DIRECTIONS FOR THIS TASK: In the records below, locate each line containing the string "suction" and copy those lines.

TASK MATERIAL:
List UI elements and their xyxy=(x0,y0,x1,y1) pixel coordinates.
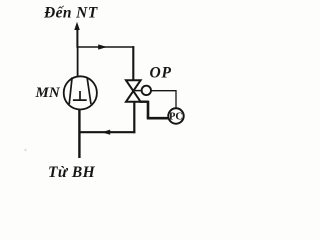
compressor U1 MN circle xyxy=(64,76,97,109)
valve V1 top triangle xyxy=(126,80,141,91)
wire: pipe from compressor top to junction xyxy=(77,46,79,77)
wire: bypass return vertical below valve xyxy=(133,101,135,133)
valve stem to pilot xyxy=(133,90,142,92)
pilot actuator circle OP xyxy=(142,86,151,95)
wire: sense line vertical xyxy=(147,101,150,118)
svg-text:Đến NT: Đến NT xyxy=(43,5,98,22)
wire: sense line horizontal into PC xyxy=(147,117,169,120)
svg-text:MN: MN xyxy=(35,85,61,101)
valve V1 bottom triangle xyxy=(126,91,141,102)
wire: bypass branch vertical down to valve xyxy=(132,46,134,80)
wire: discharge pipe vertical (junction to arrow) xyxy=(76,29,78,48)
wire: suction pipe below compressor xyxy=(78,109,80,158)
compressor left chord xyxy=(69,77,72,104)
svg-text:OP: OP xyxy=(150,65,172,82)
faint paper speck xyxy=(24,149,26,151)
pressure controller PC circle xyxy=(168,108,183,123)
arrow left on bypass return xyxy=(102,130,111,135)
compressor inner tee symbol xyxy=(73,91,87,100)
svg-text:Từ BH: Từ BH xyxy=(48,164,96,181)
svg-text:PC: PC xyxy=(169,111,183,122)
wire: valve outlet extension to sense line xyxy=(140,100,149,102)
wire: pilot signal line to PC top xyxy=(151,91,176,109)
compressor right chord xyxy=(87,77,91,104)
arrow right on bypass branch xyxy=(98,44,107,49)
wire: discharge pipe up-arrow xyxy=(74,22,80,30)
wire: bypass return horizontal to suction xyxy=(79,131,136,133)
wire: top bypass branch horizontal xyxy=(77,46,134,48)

...

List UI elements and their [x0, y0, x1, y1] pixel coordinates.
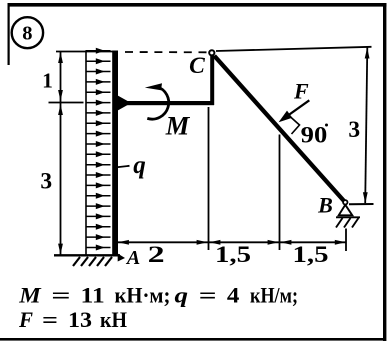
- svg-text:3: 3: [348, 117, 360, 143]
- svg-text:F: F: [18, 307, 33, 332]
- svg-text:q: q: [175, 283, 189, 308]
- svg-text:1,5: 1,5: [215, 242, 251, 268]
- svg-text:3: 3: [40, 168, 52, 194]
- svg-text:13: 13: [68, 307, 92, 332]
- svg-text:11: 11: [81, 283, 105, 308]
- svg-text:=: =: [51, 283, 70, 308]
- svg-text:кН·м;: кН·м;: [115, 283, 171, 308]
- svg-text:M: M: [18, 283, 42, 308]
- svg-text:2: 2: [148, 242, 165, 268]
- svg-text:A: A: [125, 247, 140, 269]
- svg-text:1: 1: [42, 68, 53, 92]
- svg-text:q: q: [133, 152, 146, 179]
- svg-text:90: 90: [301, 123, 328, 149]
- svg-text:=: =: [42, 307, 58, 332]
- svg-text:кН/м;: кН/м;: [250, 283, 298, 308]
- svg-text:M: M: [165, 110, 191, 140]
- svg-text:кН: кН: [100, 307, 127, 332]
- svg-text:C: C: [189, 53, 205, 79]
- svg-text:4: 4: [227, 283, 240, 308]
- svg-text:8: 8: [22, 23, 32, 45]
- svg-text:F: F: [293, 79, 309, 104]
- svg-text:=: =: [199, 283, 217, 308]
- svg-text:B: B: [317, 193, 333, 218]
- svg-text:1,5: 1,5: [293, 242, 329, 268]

* * *

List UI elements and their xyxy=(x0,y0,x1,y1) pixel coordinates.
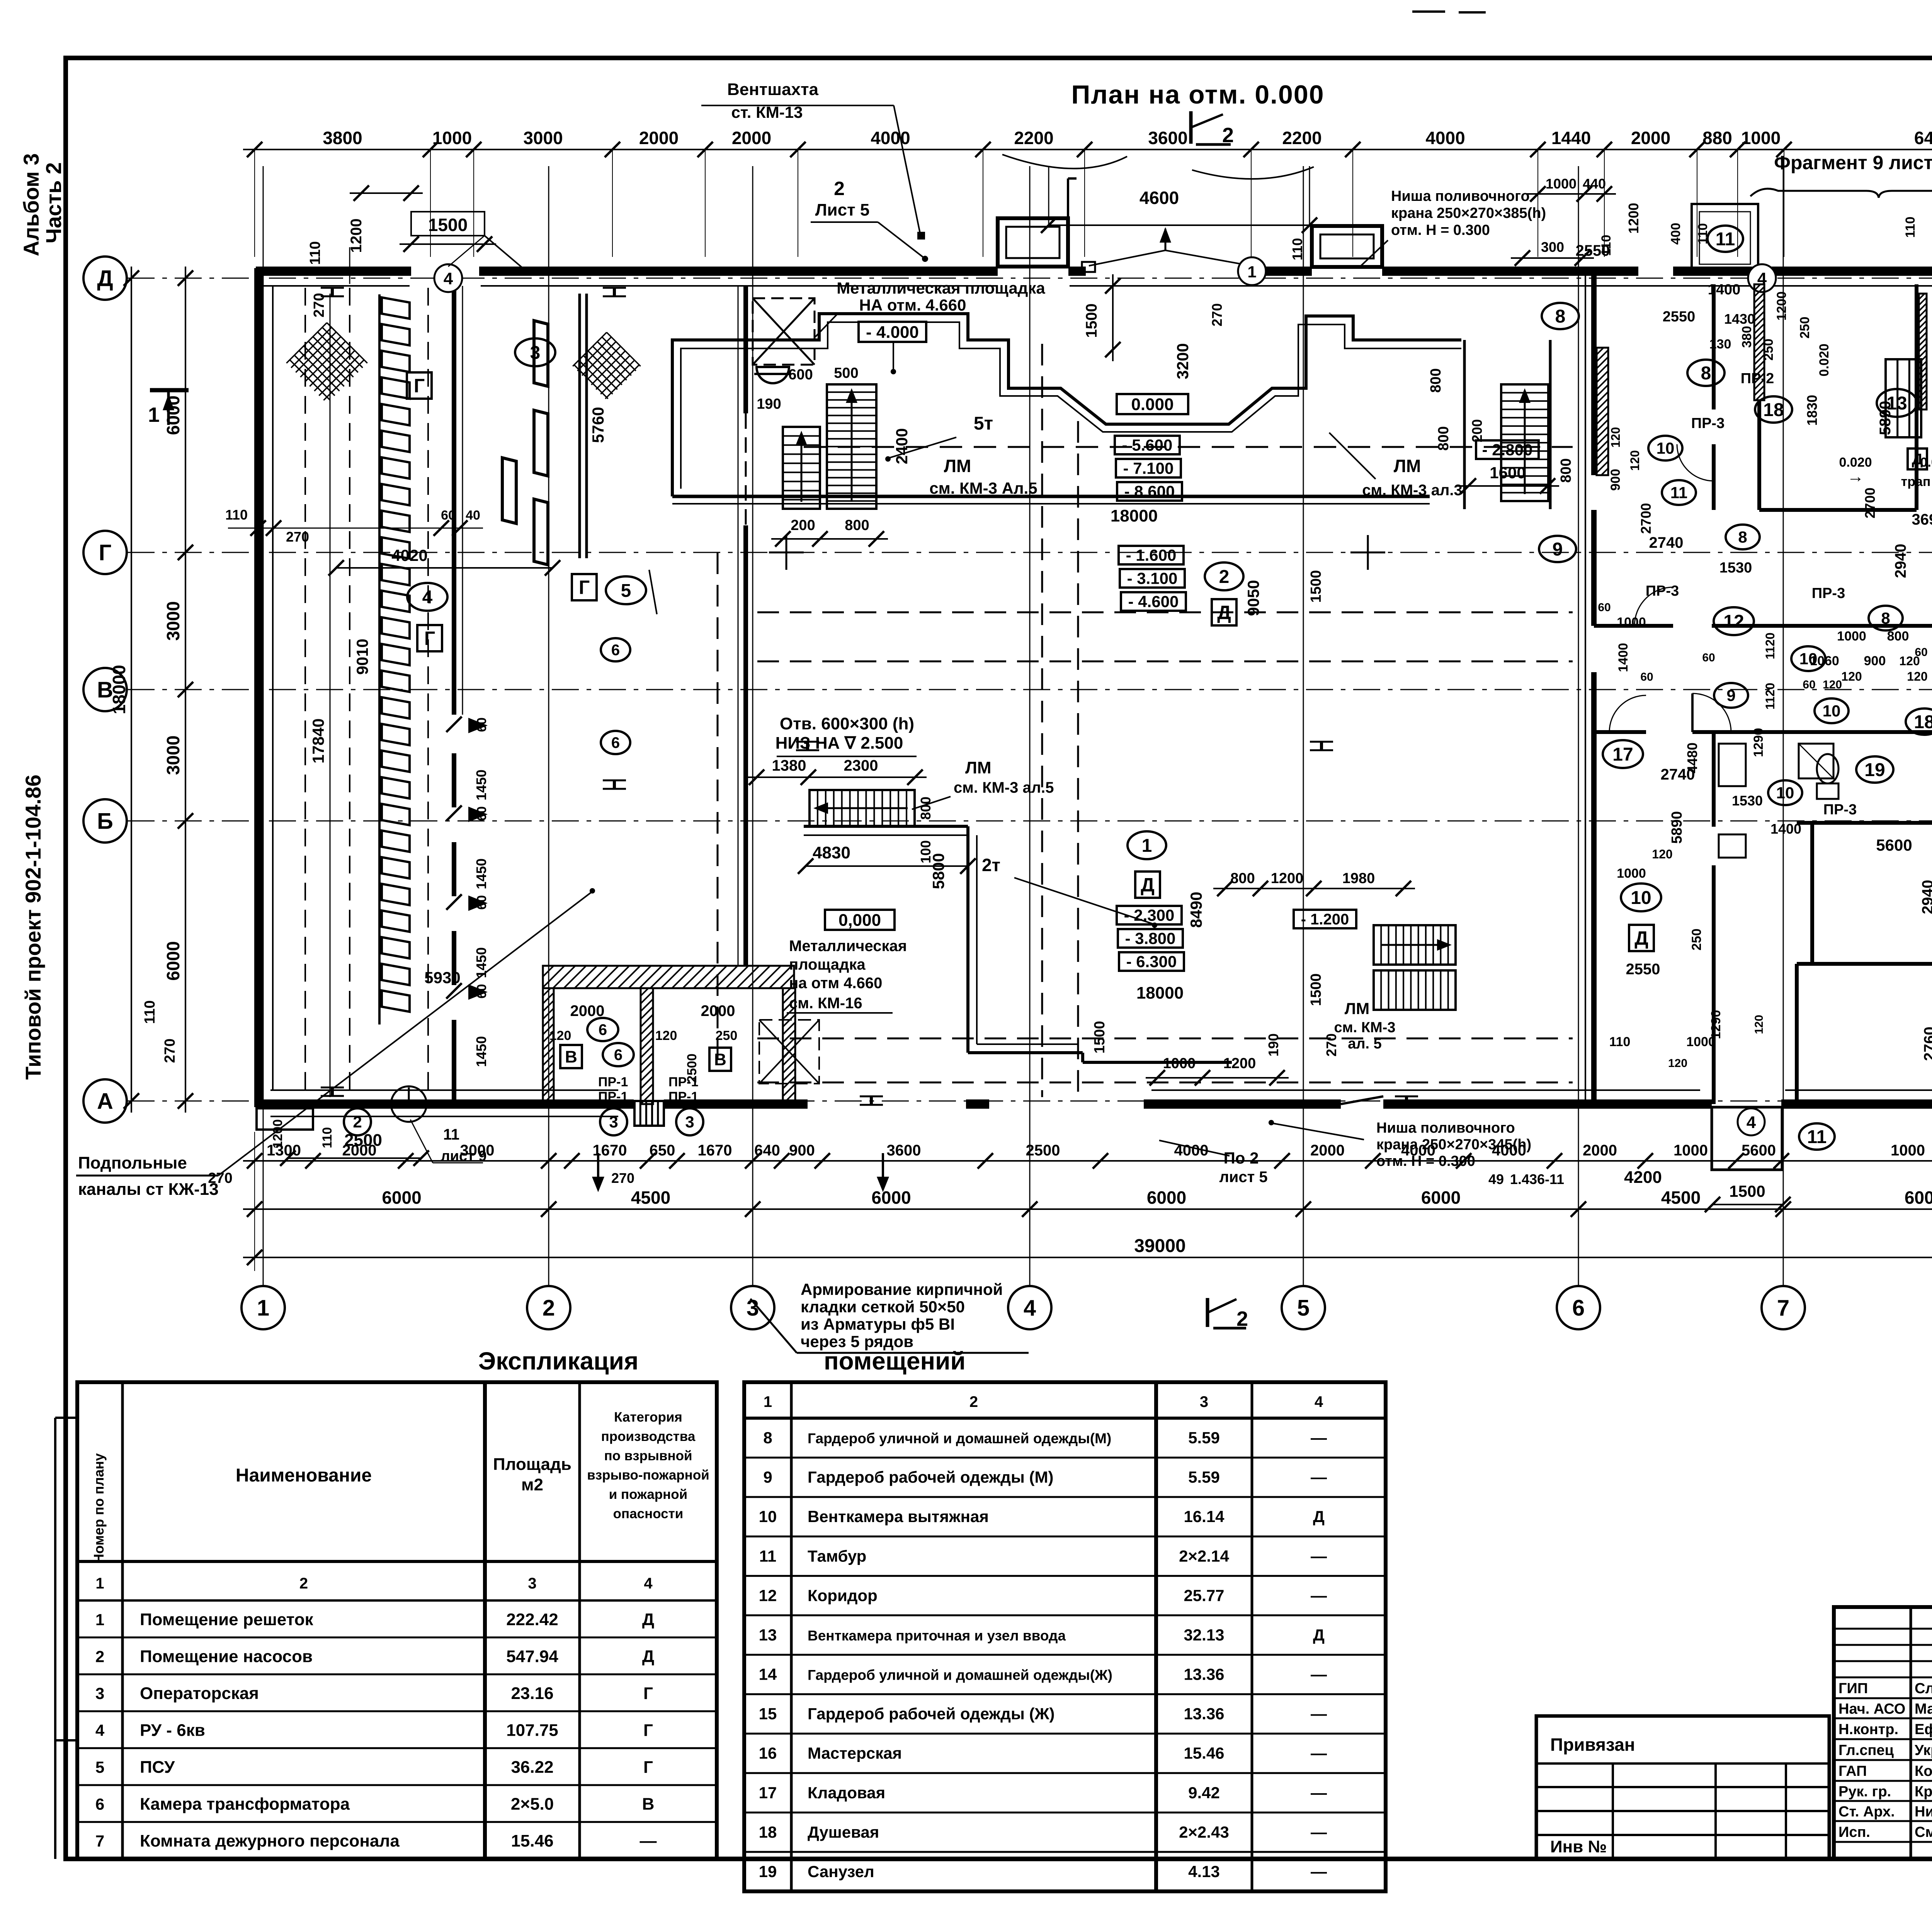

REPLY:
wire: suction pipe below compressor xyxy=(78,109,80,158)
wire: bypass return horizontal to suction xyxy=(79,131,136,133)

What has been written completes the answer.